— Begin —

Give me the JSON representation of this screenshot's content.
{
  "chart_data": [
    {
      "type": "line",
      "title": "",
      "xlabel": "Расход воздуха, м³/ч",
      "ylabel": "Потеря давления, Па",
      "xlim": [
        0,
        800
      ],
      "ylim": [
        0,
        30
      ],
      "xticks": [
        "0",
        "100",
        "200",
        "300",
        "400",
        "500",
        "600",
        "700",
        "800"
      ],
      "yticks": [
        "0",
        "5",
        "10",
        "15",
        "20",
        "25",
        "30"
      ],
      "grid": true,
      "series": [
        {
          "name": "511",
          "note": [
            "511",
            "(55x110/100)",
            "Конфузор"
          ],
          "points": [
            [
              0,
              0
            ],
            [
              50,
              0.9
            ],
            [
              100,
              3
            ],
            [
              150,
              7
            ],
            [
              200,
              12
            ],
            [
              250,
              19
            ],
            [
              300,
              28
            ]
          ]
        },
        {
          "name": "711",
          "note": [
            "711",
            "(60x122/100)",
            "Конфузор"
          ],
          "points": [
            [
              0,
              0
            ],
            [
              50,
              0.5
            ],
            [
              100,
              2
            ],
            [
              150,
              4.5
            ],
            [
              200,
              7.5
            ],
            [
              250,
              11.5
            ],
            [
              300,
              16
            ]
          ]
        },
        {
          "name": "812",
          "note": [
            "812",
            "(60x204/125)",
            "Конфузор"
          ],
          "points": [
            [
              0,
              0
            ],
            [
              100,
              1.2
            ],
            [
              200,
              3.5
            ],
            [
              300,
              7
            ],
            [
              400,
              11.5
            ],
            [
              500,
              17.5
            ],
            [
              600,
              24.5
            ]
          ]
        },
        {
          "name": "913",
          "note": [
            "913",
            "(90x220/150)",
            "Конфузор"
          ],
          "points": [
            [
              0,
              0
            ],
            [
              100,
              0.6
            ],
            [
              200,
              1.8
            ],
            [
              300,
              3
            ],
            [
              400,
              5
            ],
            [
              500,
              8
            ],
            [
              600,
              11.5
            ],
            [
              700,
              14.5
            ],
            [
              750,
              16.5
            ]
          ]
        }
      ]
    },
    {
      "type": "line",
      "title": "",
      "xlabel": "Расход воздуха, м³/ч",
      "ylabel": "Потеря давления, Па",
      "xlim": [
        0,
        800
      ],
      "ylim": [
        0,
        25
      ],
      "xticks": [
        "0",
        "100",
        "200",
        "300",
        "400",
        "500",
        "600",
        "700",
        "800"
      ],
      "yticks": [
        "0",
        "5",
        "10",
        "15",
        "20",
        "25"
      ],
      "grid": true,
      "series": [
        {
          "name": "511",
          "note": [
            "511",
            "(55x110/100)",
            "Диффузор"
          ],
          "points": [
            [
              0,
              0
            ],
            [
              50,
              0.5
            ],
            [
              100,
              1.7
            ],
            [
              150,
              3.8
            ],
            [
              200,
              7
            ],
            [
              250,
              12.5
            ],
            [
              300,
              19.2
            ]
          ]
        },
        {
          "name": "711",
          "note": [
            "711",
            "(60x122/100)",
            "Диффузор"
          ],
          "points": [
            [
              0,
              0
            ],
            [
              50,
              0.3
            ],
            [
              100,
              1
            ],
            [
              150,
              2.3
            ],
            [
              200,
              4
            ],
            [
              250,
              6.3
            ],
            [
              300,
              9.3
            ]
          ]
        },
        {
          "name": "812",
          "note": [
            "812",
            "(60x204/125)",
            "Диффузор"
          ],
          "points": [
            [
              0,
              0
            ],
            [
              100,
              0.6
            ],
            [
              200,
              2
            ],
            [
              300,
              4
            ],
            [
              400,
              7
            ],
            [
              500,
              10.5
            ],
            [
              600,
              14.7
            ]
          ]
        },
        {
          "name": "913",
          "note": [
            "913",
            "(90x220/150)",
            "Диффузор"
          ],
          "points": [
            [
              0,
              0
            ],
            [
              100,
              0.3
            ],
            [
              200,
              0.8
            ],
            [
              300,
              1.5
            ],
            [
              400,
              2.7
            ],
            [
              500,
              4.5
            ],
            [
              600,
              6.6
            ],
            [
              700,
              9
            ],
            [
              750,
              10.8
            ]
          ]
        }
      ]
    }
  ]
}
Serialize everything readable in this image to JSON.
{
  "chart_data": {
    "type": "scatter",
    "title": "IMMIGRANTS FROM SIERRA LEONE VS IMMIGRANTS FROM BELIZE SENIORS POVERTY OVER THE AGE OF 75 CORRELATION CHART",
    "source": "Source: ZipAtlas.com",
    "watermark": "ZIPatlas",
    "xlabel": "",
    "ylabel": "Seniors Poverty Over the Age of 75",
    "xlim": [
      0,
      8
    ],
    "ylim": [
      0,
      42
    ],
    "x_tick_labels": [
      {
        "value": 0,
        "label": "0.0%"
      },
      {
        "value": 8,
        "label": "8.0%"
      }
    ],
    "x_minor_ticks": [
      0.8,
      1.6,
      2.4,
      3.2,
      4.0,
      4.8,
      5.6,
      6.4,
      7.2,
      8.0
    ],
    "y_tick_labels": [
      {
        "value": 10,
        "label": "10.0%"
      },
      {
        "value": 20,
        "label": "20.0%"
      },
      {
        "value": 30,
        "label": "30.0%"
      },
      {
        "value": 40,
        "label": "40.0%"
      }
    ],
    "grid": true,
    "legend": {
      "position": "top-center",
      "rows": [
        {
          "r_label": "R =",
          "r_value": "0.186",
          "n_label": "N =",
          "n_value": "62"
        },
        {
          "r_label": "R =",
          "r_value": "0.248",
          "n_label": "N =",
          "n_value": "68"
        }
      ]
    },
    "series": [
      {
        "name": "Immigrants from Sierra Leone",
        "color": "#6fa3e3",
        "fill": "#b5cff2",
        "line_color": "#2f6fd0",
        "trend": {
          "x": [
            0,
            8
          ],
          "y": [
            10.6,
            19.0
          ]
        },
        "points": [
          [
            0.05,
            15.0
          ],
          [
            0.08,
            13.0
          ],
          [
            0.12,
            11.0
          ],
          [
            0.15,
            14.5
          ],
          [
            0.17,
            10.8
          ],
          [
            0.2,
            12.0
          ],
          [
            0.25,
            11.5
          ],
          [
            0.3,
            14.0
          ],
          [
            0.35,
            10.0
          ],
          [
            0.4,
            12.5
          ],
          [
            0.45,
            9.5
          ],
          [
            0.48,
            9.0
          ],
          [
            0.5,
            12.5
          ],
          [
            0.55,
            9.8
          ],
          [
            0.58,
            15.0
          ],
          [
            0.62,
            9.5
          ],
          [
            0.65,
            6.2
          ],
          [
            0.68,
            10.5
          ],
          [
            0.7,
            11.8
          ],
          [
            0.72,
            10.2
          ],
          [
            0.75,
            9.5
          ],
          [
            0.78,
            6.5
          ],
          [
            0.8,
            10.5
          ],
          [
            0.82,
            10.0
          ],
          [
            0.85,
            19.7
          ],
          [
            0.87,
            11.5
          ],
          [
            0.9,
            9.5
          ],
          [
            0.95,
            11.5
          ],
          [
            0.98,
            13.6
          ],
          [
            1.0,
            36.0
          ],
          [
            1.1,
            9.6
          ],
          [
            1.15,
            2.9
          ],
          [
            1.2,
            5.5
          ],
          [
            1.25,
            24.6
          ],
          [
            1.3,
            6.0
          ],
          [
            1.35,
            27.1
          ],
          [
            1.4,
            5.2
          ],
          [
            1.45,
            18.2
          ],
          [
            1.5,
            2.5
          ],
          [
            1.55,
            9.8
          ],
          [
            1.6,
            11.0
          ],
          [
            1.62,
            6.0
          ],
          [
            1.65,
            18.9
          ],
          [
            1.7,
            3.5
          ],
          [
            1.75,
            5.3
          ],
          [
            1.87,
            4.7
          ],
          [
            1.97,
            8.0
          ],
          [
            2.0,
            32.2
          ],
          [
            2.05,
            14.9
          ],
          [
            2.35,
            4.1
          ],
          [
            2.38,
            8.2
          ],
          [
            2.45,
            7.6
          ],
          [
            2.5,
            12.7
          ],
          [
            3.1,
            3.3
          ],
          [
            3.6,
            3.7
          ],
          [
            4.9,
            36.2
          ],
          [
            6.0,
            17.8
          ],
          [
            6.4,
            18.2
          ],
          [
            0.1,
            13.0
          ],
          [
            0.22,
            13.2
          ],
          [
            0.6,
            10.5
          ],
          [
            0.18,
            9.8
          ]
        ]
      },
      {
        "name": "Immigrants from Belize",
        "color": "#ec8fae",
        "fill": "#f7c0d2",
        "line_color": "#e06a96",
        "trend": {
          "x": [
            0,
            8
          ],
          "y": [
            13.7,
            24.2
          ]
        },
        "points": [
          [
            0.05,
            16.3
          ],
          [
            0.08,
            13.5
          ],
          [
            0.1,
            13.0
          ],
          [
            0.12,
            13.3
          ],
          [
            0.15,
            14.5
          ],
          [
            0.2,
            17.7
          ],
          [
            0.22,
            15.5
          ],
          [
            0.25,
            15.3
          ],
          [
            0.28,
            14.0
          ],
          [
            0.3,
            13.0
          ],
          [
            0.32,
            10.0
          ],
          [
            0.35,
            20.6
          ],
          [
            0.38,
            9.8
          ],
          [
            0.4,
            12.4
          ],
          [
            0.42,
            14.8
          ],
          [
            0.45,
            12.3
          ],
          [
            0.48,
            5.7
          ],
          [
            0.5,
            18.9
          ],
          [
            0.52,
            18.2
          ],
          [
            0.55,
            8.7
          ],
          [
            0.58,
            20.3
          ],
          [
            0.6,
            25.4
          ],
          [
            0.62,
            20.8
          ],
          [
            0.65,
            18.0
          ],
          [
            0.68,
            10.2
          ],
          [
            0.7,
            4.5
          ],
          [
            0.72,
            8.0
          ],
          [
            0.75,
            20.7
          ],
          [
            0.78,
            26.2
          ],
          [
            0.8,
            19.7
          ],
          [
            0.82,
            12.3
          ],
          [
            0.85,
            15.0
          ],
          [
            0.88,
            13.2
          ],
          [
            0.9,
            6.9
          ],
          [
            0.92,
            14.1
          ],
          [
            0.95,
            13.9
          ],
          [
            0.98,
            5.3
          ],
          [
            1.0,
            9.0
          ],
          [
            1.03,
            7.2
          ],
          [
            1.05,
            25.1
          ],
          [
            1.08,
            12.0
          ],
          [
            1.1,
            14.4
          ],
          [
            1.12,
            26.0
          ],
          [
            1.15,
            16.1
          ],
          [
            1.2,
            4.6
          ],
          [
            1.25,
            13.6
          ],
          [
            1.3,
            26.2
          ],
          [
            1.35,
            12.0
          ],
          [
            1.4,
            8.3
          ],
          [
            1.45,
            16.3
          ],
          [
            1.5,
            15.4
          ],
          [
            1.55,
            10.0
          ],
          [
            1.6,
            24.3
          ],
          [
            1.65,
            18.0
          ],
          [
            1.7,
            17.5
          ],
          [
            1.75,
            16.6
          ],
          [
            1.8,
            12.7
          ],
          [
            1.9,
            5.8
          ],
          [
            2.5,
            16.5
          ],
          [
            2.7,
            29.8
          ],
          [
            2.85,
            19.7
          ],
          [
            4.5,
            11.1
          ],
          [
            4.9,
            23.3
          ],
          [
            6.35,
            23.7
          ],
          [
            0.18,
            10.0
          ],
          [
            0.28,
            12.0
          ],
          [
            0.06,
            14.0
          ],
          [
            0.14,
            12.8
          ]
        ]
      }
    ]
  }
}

— End —

▸ **What is expected**
Where a line above contains the word "JSON", copy that line.

▸ **Response for this exercise**
Give me the JSON representation of this screenshot's content.
Serialize everything readable in this image to JSON.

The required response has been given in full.